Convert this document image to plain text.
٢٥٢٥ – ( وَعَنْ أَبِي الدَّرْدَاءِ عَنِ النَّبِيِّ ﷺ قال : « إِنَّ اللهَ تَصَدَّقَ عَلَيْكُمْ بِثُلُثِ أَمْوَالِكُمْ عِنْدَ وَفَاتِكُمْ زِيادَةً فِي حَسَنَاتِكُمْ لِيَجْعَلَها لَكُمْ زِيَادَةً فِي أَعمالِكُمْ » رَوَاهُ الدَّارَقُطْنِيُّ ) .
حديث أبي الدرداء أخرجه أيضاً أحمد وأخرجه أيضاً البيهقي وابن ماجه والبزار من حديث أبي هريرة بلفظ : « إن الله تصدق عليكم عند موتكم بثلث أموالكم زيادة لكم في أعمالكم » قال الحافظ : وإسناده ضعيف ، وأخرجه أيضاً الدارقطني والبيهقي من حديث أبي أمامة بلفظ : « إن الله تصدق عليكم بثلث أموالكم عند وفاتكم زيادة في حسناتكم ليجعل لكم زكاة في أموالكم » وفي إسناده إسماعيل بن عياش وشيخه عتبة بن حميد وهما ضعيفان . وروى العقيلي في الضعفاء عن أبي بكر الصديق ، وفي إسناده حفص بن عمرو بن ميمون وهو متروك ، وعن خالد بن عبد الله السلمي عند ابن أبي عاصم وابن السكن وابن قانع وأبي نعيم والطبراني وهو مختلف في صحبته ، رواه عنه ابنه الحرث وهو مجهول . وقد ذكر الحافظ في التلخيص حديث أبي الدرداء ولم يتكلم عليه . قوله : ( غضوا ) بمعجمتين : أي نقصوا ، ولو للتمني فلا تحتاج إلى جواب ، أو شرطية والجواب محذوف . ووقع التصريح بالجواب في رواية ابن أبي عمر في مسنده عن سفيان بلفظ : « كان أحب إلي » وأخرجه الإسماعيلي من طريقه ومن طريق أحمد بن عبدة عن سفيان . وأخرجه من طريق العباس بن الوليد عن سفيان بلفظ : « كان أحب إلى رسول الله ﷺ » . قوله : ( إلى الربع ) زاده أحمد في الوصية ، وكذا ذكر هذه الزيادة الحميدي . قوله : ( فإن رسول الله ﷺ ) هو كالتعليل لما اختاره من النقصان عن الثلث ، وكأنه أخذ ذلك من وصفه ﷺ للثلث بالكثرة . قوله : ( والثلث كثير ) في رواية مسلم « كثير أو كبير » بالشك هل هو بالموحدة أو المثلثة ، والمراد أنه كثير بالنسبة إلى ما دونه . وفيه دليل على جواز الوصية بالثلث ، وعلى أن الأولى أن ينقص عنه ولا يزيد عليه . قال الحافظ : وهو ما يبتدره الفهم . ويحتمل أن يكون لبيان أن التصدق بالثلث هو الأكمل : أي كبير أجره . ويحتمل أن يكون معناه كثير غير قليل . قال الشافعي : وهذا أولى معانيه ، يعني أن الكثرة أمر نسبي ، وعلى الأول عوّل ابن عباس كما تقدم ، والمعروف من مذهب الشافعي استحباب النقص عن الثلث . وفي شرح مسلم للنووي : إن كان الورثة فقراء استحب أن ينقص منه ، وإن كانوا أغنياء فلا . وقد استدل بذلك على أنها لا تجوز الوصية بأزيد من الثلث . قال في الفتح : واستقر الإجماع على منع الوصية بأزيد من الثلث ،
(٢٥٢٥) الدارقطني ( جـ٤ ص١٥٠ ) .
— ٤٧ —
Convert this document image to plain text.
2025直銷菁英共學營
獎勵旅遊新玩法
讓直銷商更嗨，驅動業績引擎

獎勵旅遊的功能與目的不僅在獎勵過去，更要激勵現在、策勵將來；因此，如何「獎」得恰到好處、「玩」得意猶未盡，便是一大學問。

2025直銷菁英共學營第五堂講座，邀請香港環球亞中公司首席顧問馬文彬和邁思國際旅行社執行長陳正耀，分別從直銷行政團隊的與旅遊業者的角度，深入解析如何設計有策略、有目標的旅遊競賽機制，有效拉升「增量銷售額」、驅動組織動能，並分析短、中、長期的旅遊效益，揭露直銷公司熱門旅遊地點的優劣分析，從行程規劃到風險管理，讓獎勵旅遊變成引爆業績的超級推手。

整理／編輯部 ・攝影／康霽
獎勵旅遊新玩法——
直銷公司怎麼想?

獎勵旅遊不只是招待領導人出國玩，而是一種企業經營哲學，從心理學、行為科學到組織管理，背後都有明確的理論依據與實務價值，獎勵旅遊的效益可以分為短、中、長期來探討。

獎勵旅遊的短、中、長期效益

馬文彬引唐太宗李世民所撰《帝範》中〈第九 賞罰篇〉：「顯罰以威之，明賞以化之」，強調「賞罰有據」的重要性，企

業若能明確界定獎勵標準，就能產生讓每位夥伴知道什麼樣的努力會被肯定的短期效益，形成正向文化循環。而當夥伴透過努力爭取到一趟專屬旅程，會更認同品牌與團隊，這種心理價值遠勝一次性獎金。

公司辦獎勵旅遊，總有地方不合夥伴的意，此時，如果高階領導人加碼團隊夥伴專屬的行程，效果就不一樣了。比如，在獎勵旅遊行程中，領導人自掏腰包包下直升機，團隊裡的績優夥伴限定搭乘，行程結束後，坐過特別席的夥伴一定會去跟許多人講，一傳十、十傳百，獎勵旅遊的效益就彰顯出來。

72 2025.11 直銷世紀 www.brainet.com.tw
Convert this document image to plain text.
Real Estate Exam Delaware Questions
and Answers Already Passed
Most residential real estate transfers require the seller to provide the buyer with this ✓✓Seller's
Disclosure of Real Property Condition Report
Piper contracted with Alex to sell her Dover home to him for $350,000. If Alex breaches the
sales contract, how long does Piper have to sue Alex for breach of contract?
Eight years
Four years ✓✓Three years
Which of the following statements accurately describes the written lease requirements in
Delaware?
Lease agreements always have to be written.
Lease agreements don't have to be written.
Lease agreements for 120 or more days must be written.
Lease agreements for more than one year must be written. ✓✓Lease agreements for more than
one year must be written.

Do this - Exactly reproduce every line of the data above.

Expected output -
Convert this document image to plain text.
٢٥٢٥ – ( وَعَنْ أَبِي الدَّرْدَاءِ عَنِ النَّبِيِّ ﷺ قال : « إِنَّ اللهَ تَصَدَّقَ عَلَيْكُمْ بِثُلُثِ أَمْوَالِكُمْ عِنْدَ وَفَاتِكُمْ زِيادَةً فِي حَسَنَاتِكُمْ لِيَجْعَلَها لَكُمْ زِيَادَةً فِي أَعمالِكُمْ » رَوَاهُ الدَّارَقُطْنِيُّ ) .
حديث أبي الدرداء أخرجه أيضاً أحمد وأخرجه أيضاً البيهقي وابن ماجه والبزار من حديث أبي هريرة بلفظ : « إن الله تصدق عليكم عند موتكم بثلث أموالكم زيادة لكم في أعمالكم » قال الحافظ : وإسناده ضعيف ، وأخرجه أيضاً الدارقطني والبيهقي من حديث أبي أمامة بلفظ : « إن الله تصدق عليكم بثلث أموالكم عند وفاتكم زيادة في حسناتكم ليجعل لكم زكاة في أموالكم » وفي إسناده إسماعيل بن عياش وشيخه عتبة بن حميد وهما ضعيفان . وروى العقيلي في الضعفاء عن أبي بكر الصديق ، وفي إسناده حفص بن عمرو بن ميمون وهو متروك ، وعن خالد بن عبد الله السلمي عند ابن أبي عاصم وابن السكن وابن قانع وأبي نعيم والطبراني وهو مختلف في صحبته ، رواه عنه ابنه الحرث وهو مجهول . وقد ذكر الحافظ في التلخيص حديث أبي الدرداء ولم يتكلم عليه . قوله : ( غضوا ) بمعجمتين : أي نقصوا ، ولو للتمني فلا تحتاج إلى جواب ، أو شرطية والجواب محذوف . ووقع التصريح بالجواب في رواية ابن أبي عمر في مسنده عن سفيان بلفظ : « كان أحب إلي » وأخرجه الإسماعيلي من طريقه ومن طريق أحمد بن عبدة عن سفيان . وأخرجه من طريق العباس بن الوليد عن سفيان بلفظ : « كان أحب إلى رسول الله ﷺ » . قوله : ( إلى الربع ) زاده أحمد في الوصية ، وكذا ذكر هذه الزيادة الحميدي . قوله : ( فإن رسول الله ﷺ ) هو كالتعليل لما اختاره من النقصان عن الثلث ، وكأنه أخذ ذلك من وصفه ﷺ للثلث بالكثرة . قوله : ( والثلث كثير ) في رواية مسلم « كثير أو كبير » بالشك هل هو بالموحدة أو المثلثة ، والمراد أنه كثير بالنسبة إلى ما دونه . وفيه دليل على جواز الوصية بالثلث ، وعلى أن الأولى أن ينقص عنه ولا يزيد عليه . قال الحافظ : وهو ما يبتدره الفهم . ويحتمل أن يكون لبيان أن التصدق بالثلث هو الأكمل : أي كبير أجره . ويحتمل أن يكون معناه كثير غير قليل . قال الشافعي : وهذا أولى معانيه ، يعني أن الكثرة أمر نسبي ، وعلى الأول عوّل ابن عباس كما تقدم ، والمعروف من مذهب الشافعي استحباب النقص عن الثلث . وفي شرح مسلم للنووي : إن كان الورثة فقراء استحب أن ينقص منه ، وإن كانوا أغنياء فلا . وقد استدل بذلك على أنها لا تجوز الوصية بأزيد من الثلث . قال في الفتح : واستقر الإجماع على منع الوصية بأزيد من الثلث ،
(٢٥٢٥) الدارقطني ( جـ٤ ص١٥٠ ) .
— ٤٧ —
Convert this document image to plain text.
2025直銷菁英共學營
獎勵旅遊新玩法
讓直銷商更嗨，驅動業績引擎

獎勵旅遊的功能與目的不僅在獎勵過去，更要激勵現在、策勵將來；因此，如何「獎」得恰到好處、「玩」得意猶未盡，便是一大學問。

2025直銷菁英共學營第五堂講座，邀請香港環球亞中公司首席顧問馬文彬和邁思國際旅行社執行長陳正耀，分別從直銷行政團隊的與旅遊業者的角度，深入解析如何設計有策略、有目標的旅遊競賽機制，有效拉升「增量銷售額」、驅動組織動能，並分析短、中、長期的旅遊效益，揭露直銷公司熱門旅遊地點的優劣分析，從行程規劃到風險管理，讓獎勵旅遊變成引爆業績的超級推手。

整理／編輯部 ・攝影／康霽
獎勵旅遊新玩法——
直銷公司怎麼想?

獎勵旅遊不只是招待領導人出國玩，而是一種企業經營哲學，從心理學、行為科學到組織管理，背後都有明確的理論依據與實務價值，獎勵旅遊的效益可以分為短、中、長期來探討。

獎勵旅遊的短、中、長期效益

馬文彬引唐太宗李世民所撰《帝範》中〈第九 賞罰篇〉：「顯罰以威之，明賞以化之」，強調「賞罰有據」的重要性，企

業若能明確界定獎勵標準，就能產生讓每位夥伴知道什麼樣的努力會被肯定的短期效益，形成正向文化循環。而當夥伴透過努力爭取到一趟專屬旅程，會更認同品牌與團隊，這種心理價值遠勝一次性獎金。

公司辦獎勵旅遊，總有地方不合夥伴的意，此時，如果高階領導人加碼團隊夥伴專屬的行程，效果就不一樣了。比如，在獎勵旅遊行程中，領導人自掏腰包包下直升機，團隊裡的績優夥伴限定搭乘，行程結束後，坐過特別席的夥伴一定會去跟許多人講，一傳十、十傳百，獎勵旅遊的效益就彰顯出來。

72 2025.11 直銷世紀 www.brainet.com.tw
Convert this document image to plain text.
Real Estate Exam Delaware Questions
and Answers Already Passed
Most residential real estate transfers require the seller to provide the buyer with this ✓✓Seller's
Disclosure of Real Property Condition Report
Piper contracted with Alex to sell her Dover home to him for $350,000. If Alex breaches the
sales contract, how long does Piper have to sue Alex for breach of contract?
Eight years
Four years ✓✓Three years
Which of the following statements accurately describes the written lease requirements in
Delaware?
Lease agreements always have to be written.
Lease agreements don't have to be written.
Lease agreements for 120 or more days must be written.
Lease agreements for more than one year must be written. ✓✓Lease agreements for more than
one year must be written.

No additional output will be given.